* Task goal *
Your task is to repeat the lines below exactly, excluding any pictures they contain.
——
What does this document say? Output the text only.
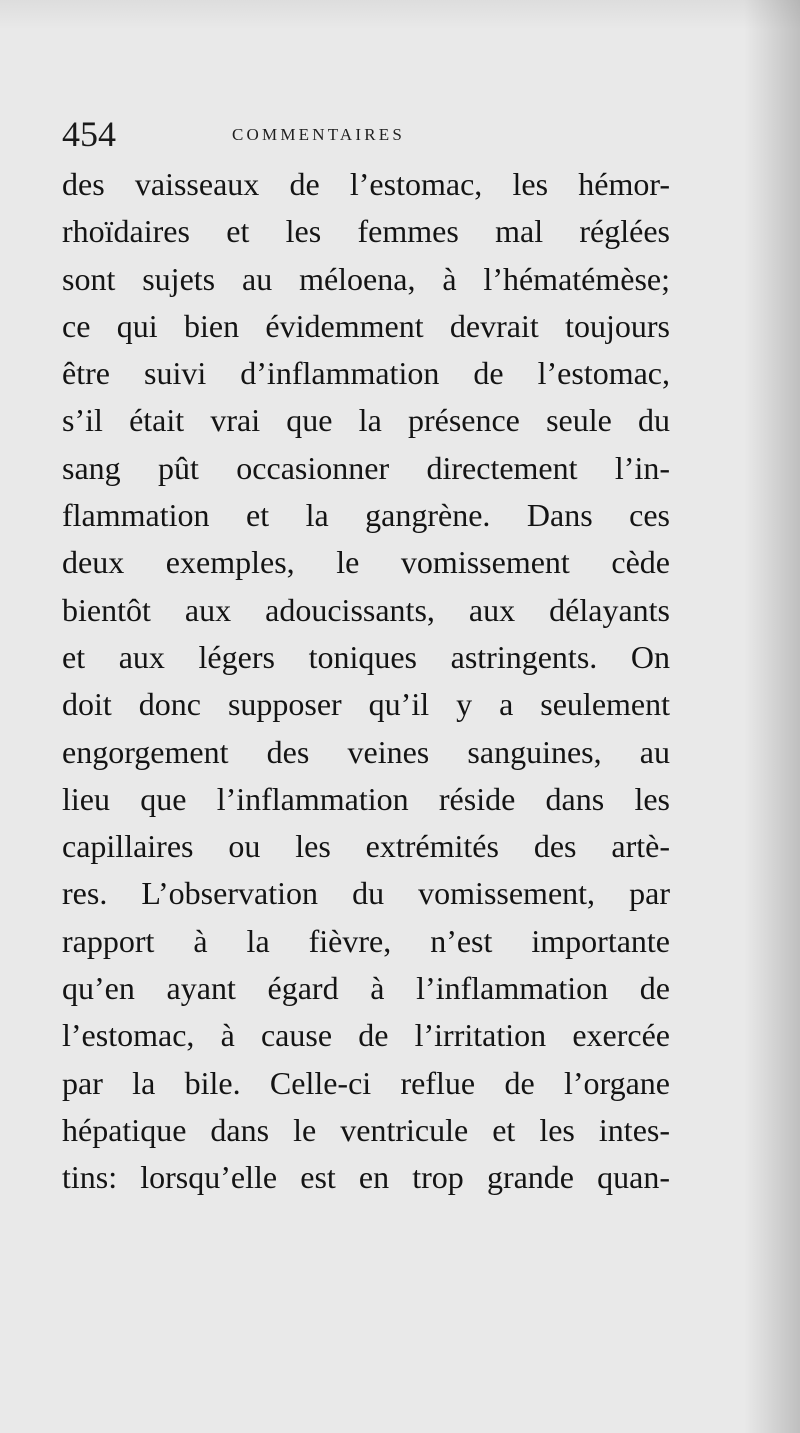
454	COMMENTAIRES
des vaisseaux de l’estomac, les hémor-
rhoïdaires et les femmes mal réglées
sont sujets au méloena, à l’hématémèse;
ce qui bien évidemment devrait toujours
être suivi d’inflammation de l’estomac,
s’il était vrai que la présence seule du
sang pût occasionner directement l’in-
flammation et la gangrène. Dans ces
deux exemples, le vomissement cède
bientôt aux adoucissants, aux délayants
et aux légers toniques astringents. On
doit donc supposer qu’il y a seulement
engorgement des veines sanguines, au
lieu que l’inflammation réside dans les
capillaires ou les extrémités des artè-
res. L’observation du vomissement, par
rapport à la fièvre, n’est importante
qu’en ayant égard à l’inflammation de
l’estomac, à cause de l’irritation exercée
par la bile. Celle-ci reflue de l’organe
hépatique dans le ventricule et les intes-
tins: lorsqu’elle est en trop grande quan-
——
* Final result *
What does this document say? Output the text only.
454	COMMENTAIRES
des vaisseaux de l’estomac, les hémor-
rhoïdaires et les femmes mal réglées
sont sujets au méloena, à l’hématémèse;
ce qui bien évidemment devrait toujours
être suivi d’inflammation de l’estomac,
s’il était vrai que la présence seule du
sang pût occasionner directement l’in-
flammation et la gangrène. Dans ces
deux exemples, le vomissement cède
bientôt aux adoucissants, aux délayants
et aux légers toniques astringents. On
doit donc supposer qu’il y a seulement
engorgement des veines sanguines, au
lieu que l’inflammation réside dans les
capillaires ou les extrémités des artè-
res. L’observation du vomissement, par
rapport à la fièvre, n’est importante
qu’en ayant égard à l’inflammation de
l’estomac, à cause de l’irritation exercée
par la bile. Celle-ci reflue de l’organe
hépatique dans le ventricule et les intes-
tins: lorsqu’elle est en trop grande quan-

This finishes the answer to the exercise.